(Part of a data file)
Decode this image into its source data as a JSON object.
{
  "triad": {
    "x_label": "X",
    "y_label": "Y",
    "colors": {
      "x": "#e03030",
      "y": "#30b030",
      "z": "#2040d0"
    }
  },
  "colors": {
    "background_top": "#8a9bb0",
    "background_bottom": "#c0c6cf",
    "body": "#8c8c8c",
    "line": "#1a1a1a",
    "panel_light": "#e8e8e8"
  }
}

WHAT TO PRODUCE
Send back all of the entries exactly, with nothing missing.

COMPLETED TASK
Decode this image into its source data as a JSON object.
{
  "triad": {
    "x_label": "X",
    "y_label": "Y",
    "colors": {
      "x": "#e03030",
      "y": "#30b030",
      "z": "#2040d0"
    }
  },
  "colors": {
    "background_top": "#8a9bb0",
    "background_bottom": "#c0c6cf",
    "body": "#8c8c8c",
    "line": "#1a1a1a",
    "panel_light": "#e8e8e8"
  }
}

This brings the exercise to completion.